> [WHAT THIS EXERCISE ASKS]:
(a) Give the book description again between "Charged with the" and "the neighborhood below.", inclusive, replacing "Manhattan" with "Brooklyn".
(b) In the book description, which story shows Hannah Zimmer gathering neighborhood gossip from her apartment window?

-- Begin DOCUMENT SEGMENT --

Charged with the mystery of childhood, with curiosity and daring, confusion and fear, the eleven interrelated stories in Useful Gifts explore what Ruthie knows. The youngest child of profoundly deaf parents living in Manhattan in the 1940s and 1950s, Ruthie Zimmer speaks and signs. Interpreting for her parents, she tries to make sense of worlds as close as her family's fourth-floor apartment, as expansive as her rooftop playground and as diverse as the neighborhood below.

The ways of language, its ways, its habits, its humor—as well as the demons that rise within us when we fail to communicate—form an undercurrent in many of Carole Glickfeld's stories. In "What My Mother Knows" Hannah Zimmer gleans the neighborhood gossip from her apartment window, telling Ruthie in a gesture that Mrs. Frangione is pregnant again, and announcing in clipped, terse signs that the O'Briens have divorced. "Know drunk?…Unhappy, fight, wife, divorce." There is, in "My Father's Darling" the hoarse, choked screaming of Albert Zimmer, "Honorfatherhonorfatherhonorfather" striking his daughter Melva has she sinks to the floor muttering "Misermisermisermiser" in the distant, disembodied voice of a ventriloquist. And, in "Talking Mama-Losh'n" there is Sidney, Ruthie's older brother, "getting down to business," sprinkling his speech with Yiddish, French and German—words that project a wisdom and cosmopolitanism he clearly craves.

-- End DOCUMENT SEGMENT --
-- Begin GIVEN DATA --

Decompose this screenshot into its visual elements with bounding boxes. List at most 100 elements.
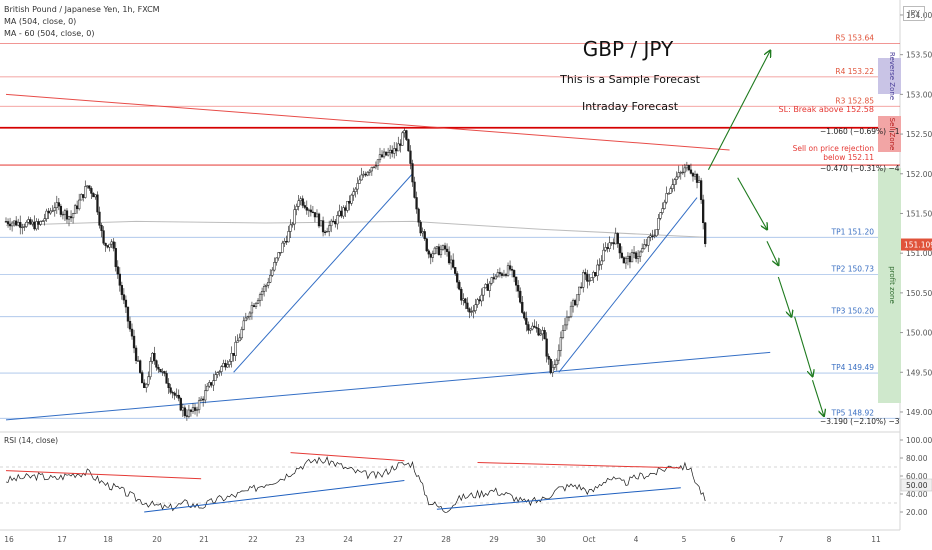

-- End GIVEN DATA --

> [THE RESULTS]:
(a)
Charged with the mystery of childhood, with curiosity and daring, confusion and fear, the eleven interrelated stories in Useful Gifts explore what Ruthie knows. The youngest child of profoundly deaf parents living in Brooklyn in the 1940s and 1950s, Ruthie Zimmer speaks and signs. Interpreting for her parents, she tries to make sense of worlds as close as her family's fourth-floor apartment, as expansive as her rooftop playground and as diverse as the neighborhood below.

(b) "What My Mother Knows"